---- Information given

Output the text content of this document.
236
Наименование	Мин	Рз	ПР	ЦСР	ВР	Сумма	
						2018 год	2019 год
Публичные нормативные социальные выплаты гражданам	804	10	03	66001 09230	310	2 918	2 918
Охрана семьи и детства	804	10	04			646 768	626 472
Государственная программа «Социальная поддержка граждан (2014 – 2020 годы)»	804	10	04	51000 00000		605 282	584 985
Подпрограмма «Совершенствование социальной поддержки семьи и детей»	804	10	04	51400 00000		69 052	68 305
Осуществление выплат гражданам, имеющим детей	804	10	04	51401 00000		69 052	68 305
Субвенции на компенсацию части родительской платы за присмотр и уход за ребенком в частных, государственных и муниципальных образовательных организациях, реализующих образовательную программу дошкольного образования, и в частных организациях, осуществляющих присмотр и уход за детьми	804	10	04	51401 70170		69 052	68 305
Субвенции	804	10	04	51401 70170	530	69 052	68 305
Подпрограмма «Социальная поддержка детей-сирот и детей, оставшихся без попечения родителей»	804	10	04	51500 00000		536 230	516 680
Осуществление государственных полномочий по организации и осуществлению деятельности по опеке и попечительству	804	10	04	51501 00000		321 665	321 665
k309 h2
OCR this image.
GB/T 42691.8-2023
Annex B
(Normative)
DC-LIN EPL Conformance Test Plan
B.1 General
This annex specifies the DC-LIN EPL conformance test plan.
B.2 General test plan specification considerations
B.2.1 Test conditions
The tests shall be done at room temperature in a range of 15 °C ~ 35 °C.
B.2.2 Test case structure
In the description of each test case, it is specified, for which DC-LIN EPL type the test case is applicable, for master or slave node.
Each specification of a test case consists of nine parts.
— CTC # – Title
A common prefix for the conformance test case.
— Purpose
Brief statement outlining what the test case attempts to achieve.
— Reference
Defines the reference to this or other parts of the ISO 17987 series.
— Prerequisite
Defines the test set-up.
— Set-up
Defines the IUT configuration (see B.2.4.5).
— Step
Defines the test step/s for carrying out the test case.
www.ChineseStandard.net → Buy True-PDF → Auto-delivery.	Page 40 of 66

--------

The exercise:
Repeat all entries. Match them exactly.

Exercise answer:
Output the text content of this document.
236
Наименование	Мин	Рз	ПР	ЦСР	ВР	Сумма	
						2018 год	2019 год
Публичные нормативные социальные выплаты гражданам	804	10	03	66001 09230	310	2 918	2 918
Охрана семьи и детства	804	10	04			646 768	626 472
Государственная программа «Социальная поддержка граждан (2014 – 2020 годы)»	804	10	04	51000 00000		605 282	584 985
Подпрограмма «Совершенствование социальной поддержки семьи и детей»	804	10	04	51400 00000		69 052	68 305
Осуществление выплат гражданам, имеющим детей	804	10	04	51401 00000		69 052	68 305
Субвенции на компенсацию части родительской платы за присмотр и уход за ребенком в частных, государственных и муниципальных образовательных организациях, реализующих образовательную программу дошкольного образования, и в частных организациях, осуществляющих присмотр и уход за детьми	804	10	04	51401 70170		69 052	68 305
Субвенции	804	10	04	51401 70170	530	69 052	68 305
Подпрограмма «Социальная поддержка детей-сирот и детей, оставшихся без попечения родителей»	804	10	04	51500 00000		536 230	516 680
Осуществление государственных полномочий по организации и осуществлению деятельности по опеке и попечительству	804	10	04	51501 00000		321 665	321 665
k309 h2
OCR this image.
GB/T 42691.8-2023
Annex B
(Normative)
DC-LIN EPL Conformance Test Plan
B.1 General
This annex specifies the DC-LIN EPL conformance test plan.
B.2 General test plan specification considerations
B.2.1 Test conditions
The tests shall be done at room temperature in a range of 15 °C ~ 35 °C.
B.2.2 Test case structure
In the description of each test case, it is specified, for which DC-LIN EPL type the test case is applicable, for master or slave node.
Each specification of a test case consists of nine parts.
— CTC # – Title
A common prefix for the conformance test case.
— Purpose
Brief statement outlining what the test case attempts to achieve.
— Reference
Defines the reference to this or other parts of the ISO 17987 series.
— Prerequisite
Defines the test set-up.
— Set-up
Defines the IUT configuration (see B.2.4.5).
— Step
Defines the test step/s for carrying out the test case.
www.ChineseStandard.net → Buy True-PDF → Auto-delivery.	Page 40 of 66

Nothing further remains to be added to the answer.